▶ _TASK GOAL_
Check every line of the entries for "like", and copy the lines that hold it.

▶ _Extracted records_
* BEGIN *

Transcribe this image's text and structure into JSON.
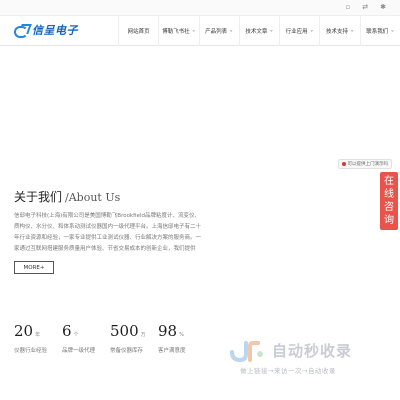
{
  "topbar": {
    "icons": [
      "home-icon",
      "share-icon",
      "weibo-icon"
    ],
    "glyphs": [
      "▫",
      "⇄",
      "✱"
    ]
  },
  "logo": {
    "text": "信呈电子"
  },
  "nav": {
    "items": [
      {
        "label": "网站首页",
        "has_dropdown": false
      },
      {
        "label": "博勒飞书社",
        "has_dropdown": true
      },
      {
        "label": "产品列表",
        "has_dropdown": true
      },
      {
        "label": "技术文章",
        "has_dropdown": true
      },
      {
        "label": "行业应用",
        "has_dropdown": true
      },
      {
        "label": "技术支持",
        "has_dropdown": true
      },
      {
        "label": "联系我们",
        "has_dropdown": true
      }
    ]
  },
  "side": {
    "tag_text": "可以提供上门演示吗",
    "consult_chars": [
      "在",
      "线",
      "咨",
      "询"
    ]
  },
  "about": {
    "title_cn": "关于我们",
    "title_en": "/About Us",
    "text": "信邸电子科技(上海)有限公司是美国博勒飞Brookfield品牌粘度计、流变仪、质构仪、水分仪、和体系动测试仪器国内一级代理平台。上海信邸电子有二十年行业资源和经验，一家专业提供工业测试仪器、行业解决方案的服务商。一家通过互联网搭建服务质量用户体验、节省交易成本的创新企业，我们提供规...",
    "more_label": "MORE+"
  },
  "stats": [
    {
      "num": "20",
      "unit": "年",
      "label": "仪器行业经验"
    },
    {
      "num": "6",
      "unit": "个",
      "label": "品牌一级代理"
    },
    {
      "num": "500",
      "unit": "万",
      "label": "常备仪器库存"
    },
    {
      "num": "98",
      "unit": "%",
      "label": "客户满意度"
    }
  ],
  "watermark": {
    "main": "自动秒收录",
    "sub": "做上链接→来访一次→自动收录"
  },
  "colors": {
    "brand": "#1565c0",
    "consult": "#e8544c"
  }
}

* END *
* BEGIN *

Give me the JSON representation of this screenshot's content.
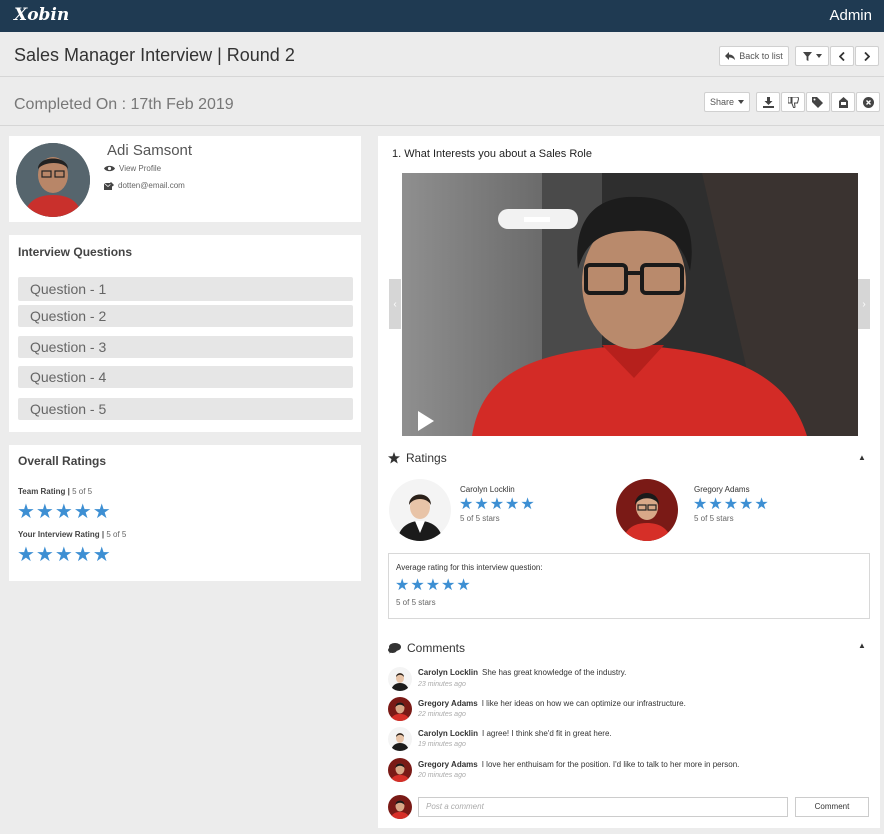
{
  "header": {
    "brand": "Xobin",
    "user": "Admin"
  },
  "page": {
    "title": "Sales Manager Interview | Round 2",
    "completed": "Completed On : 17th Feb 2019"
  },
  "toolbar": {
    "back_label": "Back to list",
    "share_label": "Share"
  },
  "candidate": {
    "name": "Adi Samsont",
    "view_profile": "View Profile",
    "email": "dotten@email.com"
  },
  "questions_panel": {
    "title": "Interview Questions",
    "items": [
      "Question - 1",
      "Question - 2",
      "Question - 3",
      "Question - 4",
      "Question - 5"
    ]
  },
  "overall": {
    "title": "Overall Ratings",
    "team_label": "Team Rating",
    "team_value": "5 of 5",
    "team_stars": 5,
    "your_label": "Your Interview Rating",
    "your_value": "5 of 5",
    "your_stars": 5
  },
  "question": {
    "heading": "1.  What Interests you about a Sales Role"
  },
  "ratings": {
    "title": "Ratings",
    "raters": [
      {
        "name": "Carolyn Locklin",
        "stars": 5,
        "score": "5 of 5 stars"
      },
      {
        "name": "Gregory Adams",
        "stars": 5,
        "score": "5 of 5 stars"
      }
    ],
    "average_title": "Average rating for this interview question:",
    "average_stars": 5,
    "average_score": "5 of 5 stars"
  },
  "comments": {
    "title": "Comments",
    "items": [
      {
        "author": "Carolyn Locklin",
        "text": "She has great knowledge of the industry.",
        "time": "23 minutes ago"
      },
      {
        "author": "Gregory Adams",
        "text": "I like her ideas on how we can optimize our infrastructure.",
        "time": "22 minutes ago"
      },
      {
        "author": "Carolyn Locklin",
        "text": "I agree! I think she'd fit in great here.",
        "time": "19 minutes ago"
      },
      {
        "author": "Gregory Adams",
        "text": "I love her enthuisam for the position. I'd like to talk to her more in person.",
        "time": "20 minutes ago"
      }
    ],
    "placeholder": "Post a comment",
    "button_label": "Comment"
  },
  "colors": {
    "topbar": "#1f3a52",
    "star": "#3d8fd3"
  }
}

* END *

▶ _SOLVED EXERCISE_
        "text": "I like her ideas on how we can optimize our infrastructure.",
        "text": "I love her enthuisam for the position. I'd like to talk to her more in person.",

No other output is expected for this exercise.